■ **PROBLEM STATEMENT**:
Images must not appear in your copy; reproduce every other part of the records exactly.

----

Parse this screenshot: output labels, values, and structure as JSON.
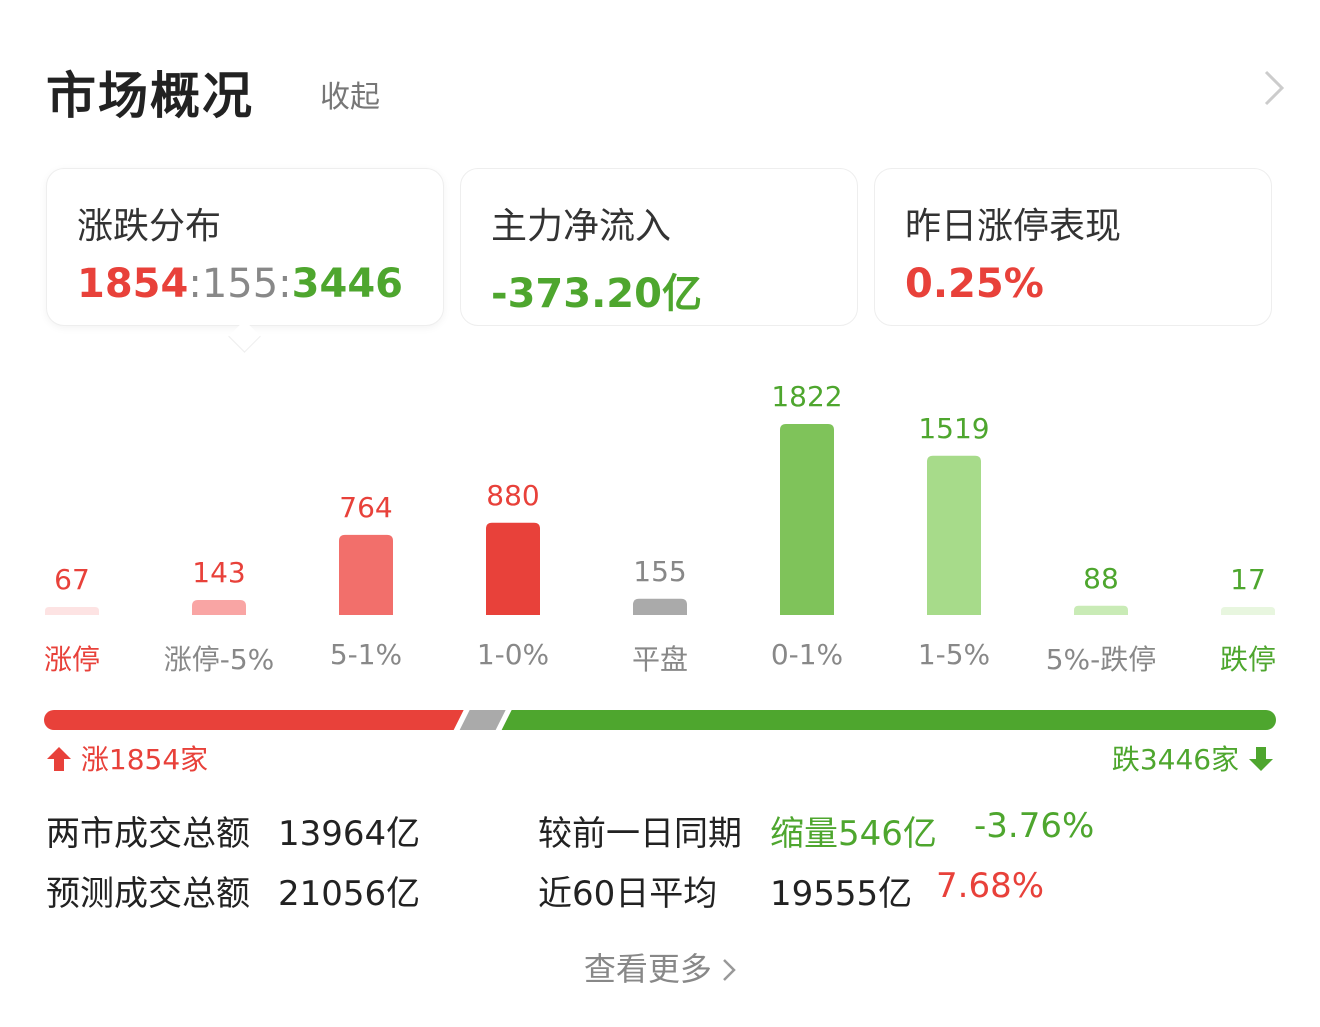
{
  "header": {
    "title": "市场概况",
    "collapse": "收起"
  },
  "cards": [
    {
      "label": "涨跌分布",
      "up": "1854",
      "sep1": ":",
      "flat": "155",
      "sep2": ":",
      "down": "3446"
    },
    {
      "label": "主力净流入",
      "value": "-373.20亿"
    },
    {
      "label": "昨日涨停表现",
      "value": "0.25%"
    }
  ],
  "chart_data": {
    "type": "bar",
    "categories": [
      "涨停",
      "涨停-5%",
      "5-1%",
      "1-0%",
      "平盘",
      "0-1%",
      "1-5%",
      "5%-跌停",
      "跌停"
    ],
    "values": [
      67,
      143,
      764,
      880,
      155,
      1822,
      1519,
      88,
      17
    ],
    "colors": [
      "#fde3e3",
      "#f9a5a4",
      "#f26f6b",
      "#e8413a",
      "#aaaaaa",
      "#7fc35a",
      "#a7db8a",
      "#c9ebb6",
      "#e8f6df"
    ],
    "label_colors": [
      "#e8413a",
      "#e8413a",
      "#e8413a",
      "#e8413a",
      "#888888",
      "#4ea62e",
      "#4ea62e",
      "#4ea62e",
      "#4ea62e"
    ],
    "category_colors": [
      "#e8413a",
      "#888888",
      "#888888",
      "#888888",
      "#888888",
      "#888888",
      "#888888",
      "#888888",
      "#4ea62e"
    ],
    "title": "",
    "xlabel": "",
    "ylabel": ""
  },
  "ratio": {
    "up_count": 1854,
    "flat_count": 155,
    "down_count": 3446,
    "up_text": "涨1854家",
    "down_text": "跌3446家"
  },
  "stats": {
    "total_label": "两市成交总额",
    "total_value": "13964亿",
    "compare_label": "较前一日同期",
    "compare_value": "缩量546亿",
    "compare_pct": "-3.76%",
    "forecast_label": "预测成交总额",
    "forecast_value": "21056亿",
    "avg_label": "近60日平均",
    "avg_value": "19555亿",
    "avg_pct": "7.68%"
  },
  "more_label": "查看更多",
  "colors": {
    "red": "#e8413a",
    "green": "#4ea62e",
    "gray": "#aaaaaa"
  }
}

----

■ **TASK RESPONSE**:
Parse this screenshot: output labels, values, and structure as JSON.
{
  "header": {
    "title": "市场概况",
    "collapse": "收起"
  },
  "cards": [
    {
      "label": "涨跌分布",
      "up": "1854",
      "sep1": ":",
      "flat": "155",
      "sep2": ":",
      "down": "3446"
    },
    {
      "label": "主力净流入",
      "value": "-373.20亿"
    },
    {
      "label": "昨日涨停表现",
      "value": "0.25%"
    }
  ],
  "chart_data": {
    "type": "bar",
    "categories": [
      "涨停",
      "涨停-5%",
      "5-1%",
      "1-0%",
      "平盘",
      "0-1%",
      "1-5%",
      "5%-跌停",
      "跌停"
    ],
    "values": [
      67,
      143,
      764,
      880,
      155,
      1822,
      1519,
      88,
      17
    ],
    "colors": [
      "#fde3e3",
      "#f9a5a4",
      "#f26f6b",
      "#e8413a",
      "#aaaaaa",
      "#7fc35a",
      "#a7db8a",
      "#c9ebb6",
      "#e8f6df"
    ],
    "label_colors": [
      "#e8413a",
      "#e8413a",
      "#e8413a",
      "#e8413a",
      "#888888",
      "#4ea62e",
      "#4ea62e",
      "#4ea62e",
      "#4ea62e"
    ],
    "category_colors": [
      "#e8413a",
      "#888888",
      "#888888",
      "#888888",
      "#888888",
      "#888888",
      "#888888",
      "#888888",
      "#4ea62e"
    ],
    "title": "",
    "xlabel": "",
    "ylabel": ""
  },
  "ratio": {
    "up_count": 1854,
    "flat_count": 155,
    "down_count": 3446,
    "up_text": "涨1854家",
    "down_text": "跌3446家"
  },
  "stats": {
    "total_label": "两市成交总额",
    "total_value": "13964亿",
    "compare_label": "较前一日同期",
    "compare_value": "缩量546亿",
    "compare_pct": "-3.76%",
    "forecast_label": "预测成交总额",
    "forecast_value": "21056亿",
    "avg_label": "近60日平均",
    "avg_value": "19555亿",
    "avg_pct": "7.68%"
  },
  "more_label": "查看更多",
  "colors": {
    "red": "#e8413a",
    "green": "#4ea62e",
    "gray": "#aaaaaa"
  }
}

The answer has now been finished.